OBJECTIVE> Using the records that follow, copy every line containing the word "زیرزمین".

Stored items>
- - - - - - -

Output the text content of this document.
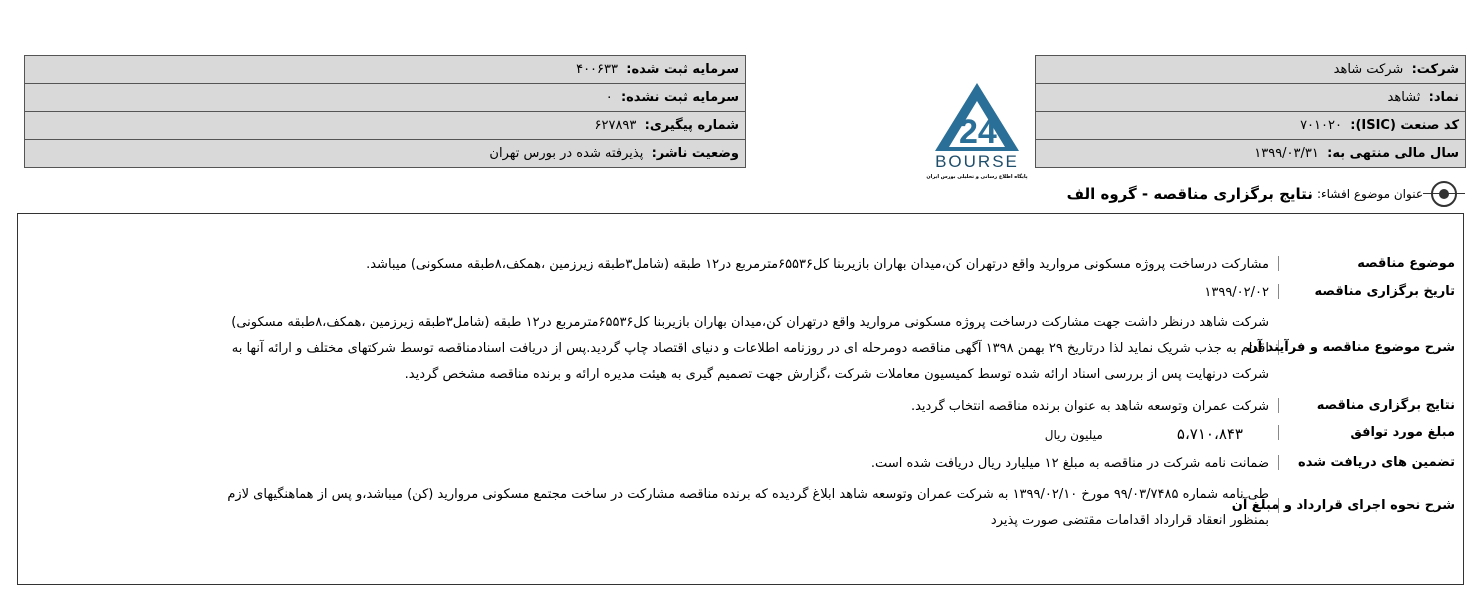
شرکت:  شرکت شاهد
نماد:  ثشاهد
کد صنعت (ISIC):  ۷۰۱۰۲۰
سال مالی منتهی به:  ۱۳۹۹/۰۳/۳۱
سرمایه ثبت شده:  ۴۰۰۶۳۳
سرمایه ثبت نشده:  ۰
شماره پیگیری:  ۶۲۷۸۹۳
وضعیت ناشر:  پذیرفته شده در بورس تهران
24
BOURSE
پایگاه اطلاع رسانی و تحلیلی بورس ایران
عنوان موضوع افشاء:
نتایج برگزاری مناقصه - گروه الف
موضوع مناقصه
مشارکت درساخت پروژه مسکونی مروارید واقع درتهران کن،میدان بهاران بازیربنا کل۶۵۵۳۶مترمربع در۱۲ طبقه (شامل۳طبقه زیرزمین ،همکف،۸طبقه مسکونی) میباشد.
تاریخ برگزاری مناقصه
۱۳۹۹/۰۲/۰۲
شرح موضوع مناقصه و فرآیند آن
شرکت شاهد درنظر داشت جهت مشارکت درساخت پروژه مسکونی مروارید واقع درتهران کن،میدان بهاران بازیربنا کل۶۵۵۳۶مترمربع در۱۲ طبقه (شامل۳طبقه زیرزمین ،همکف،۸طبقه مسکونی) اقدام به جذب شریک نماید لذا درتاریخ ۲۹ بهمن ۱۳۹۸ آگهی مناقصه دومرحله ای در روزنامه اطلاعات و دنیای اقتصاد چاپ گردید.پس از دریافت اسنادمناقصه توسط شرکتهای مختلف و ارائه آنها به شرکت درنهایت پس از بررسی اسناد ارائه شده توسط کمیسیون معاملات شرکت ،گزارش جهت تصمیم گیری به هیئت مدیره ارائه و برنده مناقصه مشخص گردید.
نتایج برگزاری مناقصه
شرکت عمران وتوسعه شاهد به عنوان برنده مناقصه انتخاب گردید.
مبلغ مورد توافق
۵،۷۱۰،۸۴۳ میلیون ریال
تضمین های دریافت شده
ضمانت نامه شرکت در مناقصه به مبلغ ۱۲ میلیارد ریال دریافت شده است.
شرح نحوه اجرای قرارداد و مبلغ آن
طی نامه شماره ۹۹/۰۳/۷۴۸۵ مورخ ۱۳۹۹/۰۲/۱۰ به شرکت عمران وتوسعه شاهد ابلاغ گردیده که برنده مناقصه مشارکت در ساخت مجتمع مسکونی مروارید (کن) میباشد،و پس از هماهنگیهای لازم بمنظور انعقاد قرارداد اقدامات مقتضی صورت پذیرد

- - - - - - -

OUTPUT OF THE EXERCISE>
مشارکت درساخت پروژه مسکونی مروارید واقع درتهران کن،میدان بهاران بازیربنا کل۶۵۵۳۶مترمربع در۱۲ طبقه (شامل۳طبقه زیرزمین ،همکف،۸طبقه مسکونی) میباشد.
شرکت شاهد درنظر داشت جهت مشارکت درساخت پروژه مسکونی مروارید واقع درتهران کن،میدان بهاران بازیربنا کل۶۵۵۳۶مترمربع در۱۲ طبقه (شامل۳طبقه زیرزمین ،همکف،۸طبقه مسکونی) اقدام به جذب شریک نماید لذا درتاریخ ۲۹ بهمن ۱۳۹۸ آگهی مناقصه دومرحله ای در روزنامه اطلاعات و دنیای اقتصاد چاپ گردید.پس از دریافت اسنادمناقصه توسط شرکتهای مختلف و ارائه آنها به شرکت درنهایت پس از بررسی اسناد ارائه شده توسط کمیسیون معاملات شرکت ،گزارش جهت تصمیم گیری به هیئت مدیره ارائه و برنده مناقصه مشخص گردید.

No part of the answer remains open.